---- SOURCE RECORDS

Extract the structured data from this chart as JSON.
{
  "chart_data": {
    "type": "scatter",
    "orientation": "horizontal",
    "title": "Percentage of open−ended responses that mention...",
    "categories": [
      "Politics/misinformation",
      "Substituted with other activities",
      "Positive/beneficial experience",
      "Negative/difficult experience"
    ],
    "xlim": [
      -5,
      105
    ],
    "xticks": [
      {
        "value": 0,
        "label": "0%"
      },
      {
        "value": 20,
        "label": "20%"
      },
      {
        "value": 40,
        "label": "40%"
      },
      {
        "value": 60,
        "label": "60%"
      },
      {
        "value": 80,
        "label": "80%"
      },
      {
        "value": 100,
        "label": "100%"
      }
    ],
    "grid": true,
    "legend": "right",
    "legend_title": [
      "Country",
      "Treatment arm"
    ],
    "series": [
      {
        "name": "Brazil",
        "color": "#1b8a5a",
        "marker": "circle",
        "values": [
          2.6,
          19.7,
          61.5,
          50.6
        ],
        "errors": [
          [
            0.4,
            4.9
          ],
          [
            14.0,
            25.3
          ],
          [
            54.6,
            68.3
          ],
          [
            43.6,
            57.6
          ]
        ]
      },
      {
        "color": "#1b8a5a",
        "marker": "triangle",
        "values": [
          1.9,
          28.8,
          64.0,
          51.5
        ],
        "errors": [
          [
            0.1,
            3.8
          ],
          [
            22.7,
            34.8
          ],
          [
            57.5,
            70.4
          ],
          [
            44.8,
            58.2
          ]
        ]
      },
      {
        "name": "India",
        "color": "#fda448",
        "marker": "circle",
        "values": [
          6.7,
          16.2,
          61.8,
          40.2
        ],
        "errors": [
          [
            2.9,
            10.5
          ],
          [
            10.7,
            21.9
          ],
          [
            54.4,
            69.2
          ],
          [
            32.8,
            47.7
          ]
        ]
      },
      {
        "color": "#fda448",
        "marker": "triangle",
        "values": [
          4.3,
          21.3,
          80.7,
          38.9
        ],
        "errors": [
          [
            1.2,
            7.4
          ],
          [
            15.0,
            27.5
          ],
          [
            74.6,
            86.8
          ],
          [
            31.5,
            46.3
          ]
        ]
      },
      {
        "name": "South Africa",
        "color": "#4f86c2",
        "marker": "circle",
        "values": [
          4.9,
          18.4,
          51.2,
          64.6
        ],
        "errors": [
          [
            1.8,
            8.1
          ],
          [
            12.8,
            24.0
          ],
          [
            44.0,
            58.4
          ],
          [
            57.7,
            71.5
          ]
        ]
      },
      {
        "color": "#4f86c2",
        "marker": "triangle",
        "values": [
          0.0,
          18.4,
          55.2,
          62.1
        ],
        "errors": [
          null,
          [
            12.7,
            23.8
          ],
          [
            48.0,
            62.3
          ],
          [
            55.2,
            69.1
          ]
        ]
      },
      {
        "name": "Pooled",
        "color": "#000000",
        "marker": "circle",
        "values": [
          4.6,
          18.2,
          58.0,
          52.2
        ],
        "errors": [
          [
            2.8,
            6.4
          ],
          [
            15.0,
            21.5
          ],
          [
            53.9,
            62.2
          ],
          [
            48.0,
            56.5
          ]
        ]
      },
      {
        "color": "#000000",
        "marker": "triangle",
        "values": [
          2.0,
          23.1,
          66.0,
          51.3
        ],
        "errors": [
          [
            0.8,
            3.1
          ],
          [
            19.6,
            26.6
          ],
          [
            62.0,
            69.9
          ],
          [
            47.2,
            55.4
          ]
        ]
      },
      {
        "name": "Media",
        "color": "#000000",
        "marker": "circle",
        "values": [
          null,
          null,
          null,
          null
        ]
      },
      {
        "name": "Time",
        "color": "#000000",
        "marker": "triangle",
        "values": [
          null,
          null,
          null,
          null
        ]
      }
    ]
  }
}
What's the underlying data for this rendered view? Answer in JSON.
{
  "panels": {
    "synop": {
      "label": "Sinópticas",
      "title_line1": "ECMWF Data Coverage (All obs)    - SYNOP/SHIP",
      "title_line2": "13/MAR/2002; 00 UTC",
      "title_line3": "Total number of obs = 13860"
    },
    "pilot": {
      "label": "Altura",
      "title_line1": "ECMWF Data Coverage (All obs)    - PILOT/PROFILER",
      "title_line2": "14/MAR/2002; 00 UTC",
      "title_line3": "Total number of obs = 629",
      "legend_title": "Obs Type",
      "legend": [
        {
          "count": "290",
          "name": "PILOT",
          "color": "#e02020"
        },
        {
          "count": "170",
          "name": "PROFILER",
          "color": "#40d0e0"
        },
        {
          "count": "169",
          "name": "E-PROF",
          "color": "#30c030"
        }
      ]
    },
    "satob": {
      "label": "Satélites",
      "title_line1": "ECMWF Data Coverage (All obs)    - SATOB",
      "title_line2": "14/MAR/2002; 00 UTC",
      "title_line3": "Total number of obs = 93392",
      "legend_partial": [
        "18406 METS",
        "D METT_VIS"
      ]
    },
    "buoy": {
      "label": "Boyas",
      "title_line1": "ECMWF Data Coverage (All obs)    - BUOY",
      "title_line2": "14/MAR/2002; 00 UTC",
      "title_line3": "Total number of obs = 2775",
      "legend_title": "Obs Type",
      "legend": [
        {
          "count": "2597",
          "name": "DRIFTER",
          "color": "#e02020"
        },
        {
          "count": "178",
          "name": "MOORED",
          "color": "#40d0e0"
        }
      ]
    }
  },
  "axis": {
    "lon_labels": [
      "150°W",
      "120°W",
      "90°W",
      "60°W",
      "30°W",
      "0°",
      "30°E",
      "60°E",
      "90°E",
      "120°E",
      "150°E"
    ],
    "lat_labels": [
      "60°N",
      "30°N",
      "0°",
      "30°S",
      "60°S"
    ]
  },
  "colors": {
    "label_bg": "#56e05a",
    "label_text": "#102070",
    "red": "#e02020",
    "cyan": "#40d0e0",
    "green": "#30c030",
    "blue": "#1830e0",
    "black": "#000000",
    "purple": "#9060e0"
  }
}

--------

### WRITTEN TASK
Determine how many lines of the listing hold the word "experience" and reply with that figure alone.

### EXPECTED ANSWER
2